**** RECORDS SUPPLIED
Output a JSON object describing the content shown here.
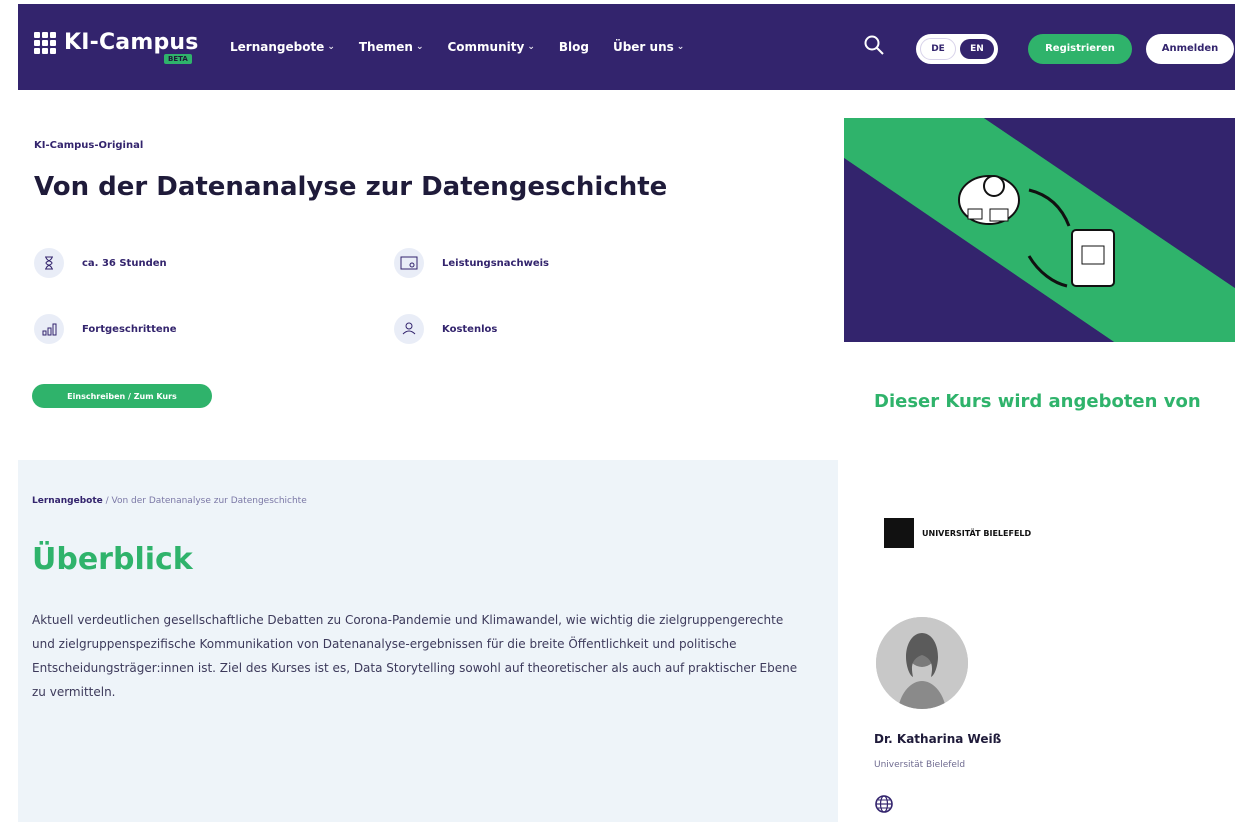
{
  "header": {
    "brand": "KI-Campus",
    "brand_badge": "BETA",
    "menu": [
      {
        "label": "Lernangebote"
      },
      {
        "label": "Themen"
      },
      {
        "label": "Community"
      },
      {
        "label": "Blog"
      },
      {
        "label": "Über uns"
      }
    ],
    "languages": {
      "de": "DE",
      "en": "EN"
    },
    "register_label": "Registrieren",
    "login_label": "Anmelden"
  },
  "course": {
    "badge": "KI-Campus-Original",
    "title": "Von der Datenanalyse zur Datengeschichte",
    "meta": {
      "duration": "ca. 36 Stunden",
      "certificate": "Leistungsnachweis",
      "level": "Fortgeschrittene",
      "price": "Kostenlos"
    },
    "enroll_label": "Einschreiben / Zum Kurs"
  },
  "content": {
    "breadcrumb_root": "Lernangebote",
    "breadcrumb_current": "Von der Datenanalyse zur Datengeschichte",
    "overview_title": "Überblick",
    "description": "Aktuell verdeutlichen gesellschaftliche Debatten zu Corona-Pandemie und Klimawandel, wie wichtig die zielgruppengerechte und zielgruppenspezifische Kommunikation von Datenanalyse-ergebnissen für die breite Öffentlichkeit und politische Entscheidungsträger:innen ist. Ziel des Kurses ist es, Data Storytelling sowohl auf theoretischer als auch auf praktischer Ebene zu vermitteln."
  },
  "sidebar": {
    "offered_by_title": "Dieser Kurs wird angeboten von",
    "institution": "UNIVERSITÄT BIELEFELD",
    "author_name": "Dr. Katharina Weiß",
    "author_affiliation": "Universität Bielefeld"
  },
  "colors": {
    "primary": "#33246d",
    "accent": "#2fb36b",
    "background_light": "#eef4f9"
  }
}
********
JOB:
Write out the listing above again, exactly, but with no pictures in the copy.

ANSWER FOR THIS EXERCISE:
Output a JSON object describing the content shown here.
{
  "header": {
    "brand": "KI-Campus",
    "brand_badge": "BETA",
    "menu": [
      {
        "label": "Lernangebote"
      },
      {
        "label": "Themen"
      },
      {
        "label": "Community"
      },
      {
        "label": "Blog"
      },
      {
        "label": "Über uns"
      }
    ],
    "languages": {
      "de": "DE",
      "en": "EN"
    },
    "register_label": "Registrieren",
    "login_label": "Anmelden"
  },
  "course": {
    "badge": "KI-Campus-Original",
    "title": "Von der Datenanalyse zur Datengeschichte",
    "meta": {
      "duration": "ca. 36 Stunden",
      "certificate": "Leistungsnachweis",
      "level": "Fortgeschrittene",
      "price": "Kostenlos"
    },
    "enroll_label": "Einschreiben / Zum Kurs"
  },
  "content": {
    "breadcrumb_root": "Lernangebote",
    "breadcrumb_current": "Von der Datenanalyse zur Datengeschichte",
    "overview_title": "Überblick",
    "description": "Aktuell verdeutlichen gesellschaftliche Debatten zu Corona-Pandemie und Klimawandel, wie wichtig die zielgruppengerechte und zielgruppenspezifische Kommunikation von Datenanalyse-ergebnissen für die breite Öffentlichkeit und politische Entscheidungsträger:innen ist. Ziel des Kurses ist es, Data Storytelling sowohl auf theoretischer als auch auf praktischer Ebene zu vermitteln."
  },
  "sidebar": {
    "offered_by_title": "Dieser Kurs wird angeboten von",
    "institution": "UNIVERSITÄT BIELEFELD",
    "author_name": "Dr. Katharina Weiß",
    "author_affiliation": "Universität Bielefeld"
  },
  "colors": {
    "primary": "#33246d",
    "accent": "#2fb36b",
    "background_light": "#eef4f9"
  }
}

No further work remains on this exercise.